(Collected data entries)
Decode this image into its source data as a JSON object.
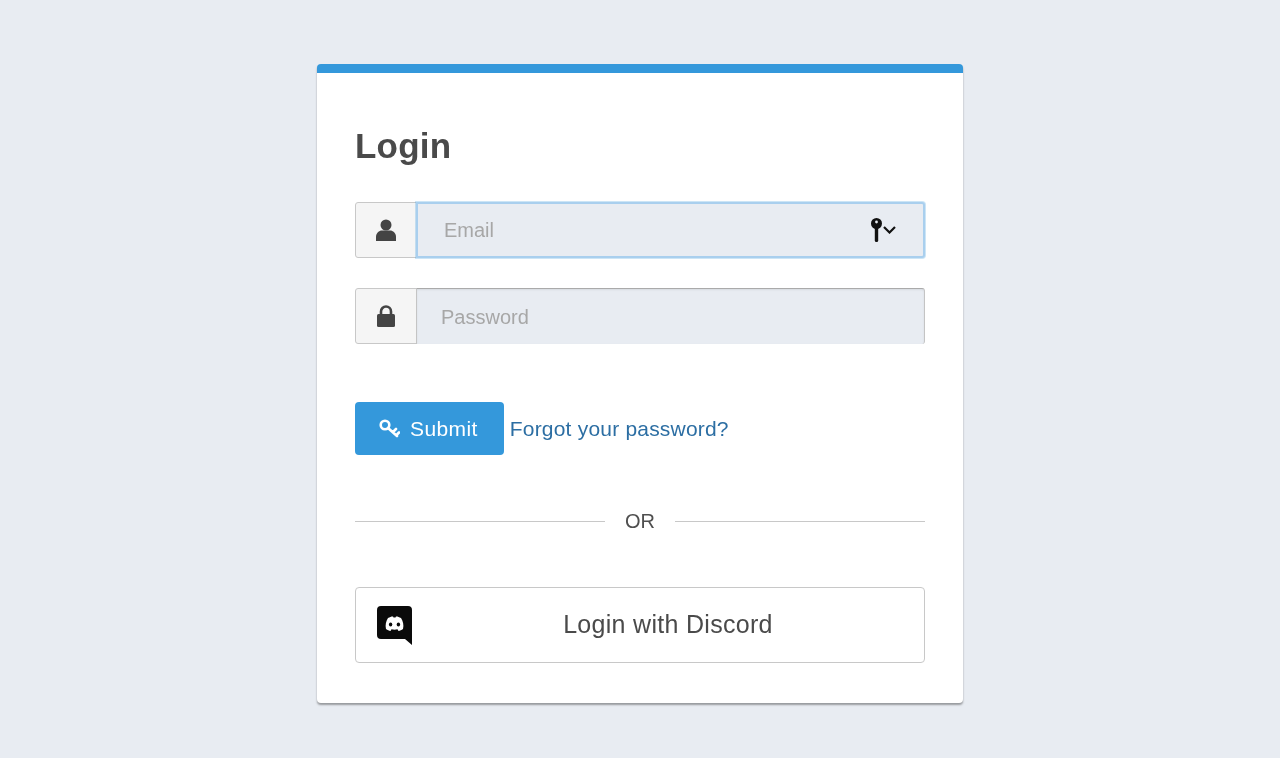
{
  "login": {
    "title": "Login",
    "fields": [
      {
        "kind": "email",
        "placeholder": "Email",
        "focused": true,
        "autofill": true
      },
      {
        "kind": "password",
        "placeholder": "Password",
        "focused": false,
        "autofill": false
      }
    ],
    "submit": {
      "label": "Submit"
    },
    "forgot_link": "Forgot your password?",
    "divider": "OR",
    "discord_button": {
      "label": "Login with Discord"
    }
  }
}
==
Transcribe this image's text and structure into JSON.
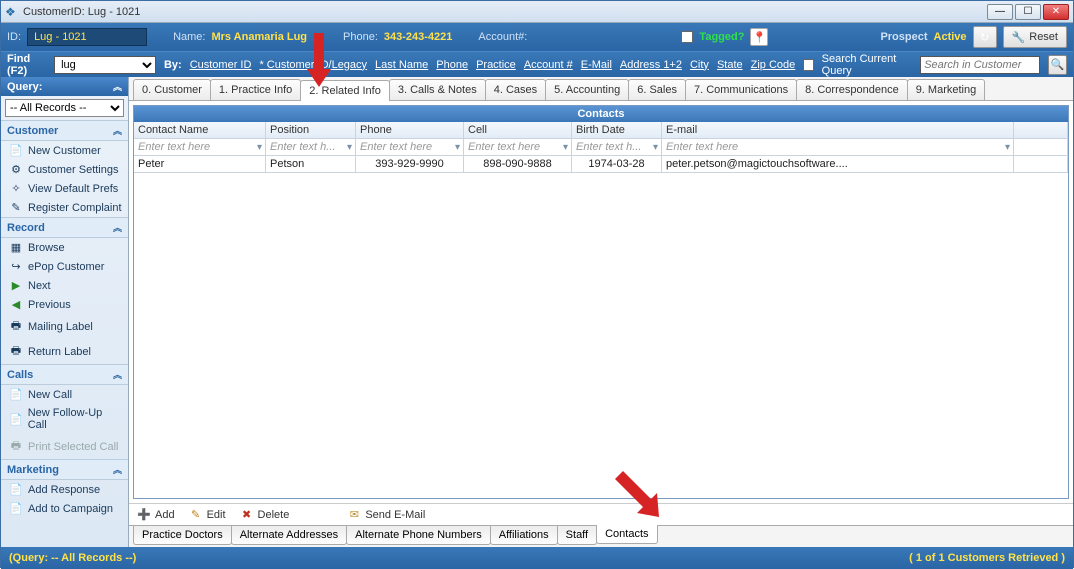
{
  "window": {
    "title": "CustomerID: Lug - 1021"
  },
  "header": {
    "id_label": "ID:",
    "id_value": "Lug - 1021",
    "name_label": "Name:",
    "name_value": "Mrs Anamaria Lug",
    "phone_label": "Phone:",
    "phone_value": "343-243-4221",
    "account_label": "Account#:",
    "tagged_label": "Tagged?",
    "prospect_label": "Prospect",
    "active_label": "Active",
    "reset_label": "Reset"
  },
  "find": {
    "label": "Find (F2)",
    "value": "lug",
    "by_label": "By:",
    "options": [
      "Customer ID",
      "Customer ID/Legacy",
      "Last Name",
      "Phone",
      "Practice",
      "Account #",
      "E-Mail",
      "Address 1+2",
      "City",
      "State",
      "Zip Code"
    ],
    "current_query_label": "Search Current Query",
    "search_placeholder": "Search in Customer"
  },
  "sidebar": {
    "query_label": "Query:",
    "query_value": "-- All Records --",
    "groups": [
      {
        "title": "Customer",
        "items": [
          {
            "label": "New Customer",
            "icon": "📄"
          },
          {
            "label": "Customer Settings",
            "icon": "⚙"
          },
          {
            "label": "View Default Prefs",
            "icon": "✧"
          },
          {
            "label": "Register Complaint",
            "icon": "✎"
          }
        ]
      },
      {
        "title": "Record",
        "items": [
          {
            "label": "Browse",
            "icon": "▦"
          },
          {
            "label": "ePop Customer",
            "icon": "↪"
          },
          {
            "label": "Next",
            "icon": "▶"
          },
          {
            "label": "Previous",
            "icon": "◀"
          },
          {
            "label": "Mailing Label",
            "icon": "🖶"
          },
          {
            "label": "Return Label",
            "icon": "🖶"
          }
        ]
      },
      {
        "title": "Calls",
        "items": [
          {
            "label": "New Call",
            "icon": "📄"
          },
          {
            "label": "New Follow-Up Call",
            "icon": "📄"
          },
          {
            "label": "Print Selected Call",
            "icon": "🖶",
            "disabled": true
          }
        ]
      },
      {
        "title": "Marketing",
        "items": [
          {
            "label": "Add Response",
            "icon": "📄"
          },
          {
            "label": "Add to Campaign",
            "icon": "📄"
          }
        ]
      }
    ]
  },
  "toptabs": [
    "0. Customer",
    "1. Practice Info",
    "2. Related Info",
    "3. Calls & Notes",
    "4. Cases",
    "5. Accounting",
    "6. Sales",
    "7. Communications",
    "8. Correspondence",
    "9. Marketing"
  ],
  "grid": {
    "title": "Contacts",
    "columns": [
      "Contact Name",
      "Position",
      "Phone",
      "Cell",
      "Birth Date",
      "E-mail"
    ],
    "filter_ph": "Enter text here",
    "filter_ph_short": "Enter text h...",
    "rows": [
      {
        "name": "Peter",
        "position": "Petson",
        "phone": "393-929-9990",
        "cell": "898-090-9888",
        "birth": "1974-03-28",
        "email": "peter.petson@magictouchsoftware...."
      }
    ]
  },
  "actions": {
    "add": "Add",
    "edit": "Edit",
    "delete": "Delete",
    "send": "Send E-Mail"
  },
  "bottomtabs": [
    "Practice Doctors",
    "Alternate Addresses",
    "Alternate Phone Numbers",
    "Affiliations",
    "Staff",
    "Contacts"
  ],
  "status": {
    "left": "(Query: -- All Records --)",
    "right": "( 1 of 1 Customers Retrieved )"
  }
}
==
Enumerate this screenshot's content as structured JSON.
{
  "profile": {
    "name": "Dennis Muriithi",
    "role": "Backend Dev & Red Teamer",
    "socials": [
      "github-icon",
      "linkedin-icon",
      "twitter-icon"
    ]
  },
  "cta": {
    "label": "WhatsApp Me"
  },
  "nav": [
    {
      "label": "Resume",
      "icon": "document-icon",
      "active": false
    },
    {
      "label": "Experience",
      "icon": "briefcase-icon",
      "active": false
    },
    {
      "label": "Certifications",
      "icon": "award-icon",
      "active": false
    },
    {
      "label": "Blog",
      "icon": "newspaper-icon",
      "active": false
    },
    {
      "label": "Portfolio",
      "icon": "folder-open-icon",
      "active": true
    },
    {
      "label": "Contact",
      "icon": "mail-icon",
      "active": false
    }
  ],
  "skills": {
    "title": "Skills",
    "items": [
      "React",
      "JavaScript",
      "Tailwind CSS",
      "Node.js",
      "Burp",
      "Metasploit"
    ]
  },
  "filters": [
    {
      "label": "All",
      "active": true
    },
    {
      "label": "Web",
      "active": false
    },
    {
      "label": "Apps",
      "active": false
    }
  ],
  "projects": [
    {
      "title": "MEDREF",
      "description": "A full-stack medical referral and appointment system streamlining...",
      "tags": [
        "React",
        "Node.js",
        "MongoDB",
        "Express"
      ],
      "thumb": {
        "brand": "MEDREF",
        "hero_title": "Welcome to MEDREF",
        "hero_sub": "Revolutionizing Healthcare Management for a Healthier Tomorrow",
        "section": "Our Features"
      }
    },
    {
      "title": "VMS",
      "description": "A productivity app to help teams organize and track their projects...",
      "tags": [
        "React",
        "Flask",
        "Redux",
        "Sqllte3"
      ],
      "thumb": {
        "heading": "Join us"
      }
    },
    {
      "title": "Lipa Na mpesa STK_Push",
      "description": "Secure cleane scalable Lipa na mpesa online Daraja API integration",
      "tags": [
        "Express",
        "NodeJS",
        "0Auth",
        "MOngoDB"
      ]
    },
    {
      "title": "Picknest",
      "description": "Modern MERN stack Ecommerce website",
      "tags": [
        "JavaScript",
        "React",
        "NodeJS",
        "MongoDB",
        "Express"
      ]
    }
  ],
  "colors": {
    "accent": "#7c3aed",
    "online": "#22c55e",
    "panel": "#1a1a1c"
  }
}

• [PROBLEM DETAILS]: Pull out each line containing the word "projects" and copy it.

• [RESULT]:
  "projects": [
      "description": "A productivity app to help teams organize and track their projects...",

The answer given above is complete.